> EXERCISE REQUIREMENTS: List each line in which the string "FFFFFF" appears.

> DATASET CONTENT:
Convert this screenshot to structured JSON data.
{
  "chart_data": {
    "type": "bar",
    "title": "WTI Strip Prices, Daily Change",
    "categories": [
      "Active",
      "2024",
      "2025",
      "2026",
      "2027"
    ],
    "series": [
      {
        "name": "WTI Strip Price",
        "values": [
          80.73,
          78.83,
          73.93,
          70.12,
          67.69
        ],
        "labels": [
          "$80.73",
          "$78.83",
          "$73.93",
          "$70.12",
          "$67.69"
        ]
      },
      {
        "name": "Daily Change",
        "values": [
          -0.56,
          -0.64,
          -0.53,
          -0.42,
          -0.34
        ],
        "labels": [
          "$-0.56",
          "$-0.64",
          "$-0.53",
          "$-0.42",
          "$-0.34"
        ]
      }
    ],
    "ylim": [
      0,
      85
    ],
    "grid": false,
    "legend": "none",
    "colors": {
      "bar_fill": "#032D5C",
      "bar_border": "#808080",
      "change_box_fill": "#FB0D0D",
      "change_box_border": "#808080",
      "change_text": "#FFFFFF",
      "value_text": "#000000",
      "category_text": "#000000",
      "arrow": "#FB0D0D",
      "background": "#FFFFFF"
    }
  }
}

> TASK RESPONSE:
      "change_text": "#FFFFFF",
      "background": "#FFFFFF"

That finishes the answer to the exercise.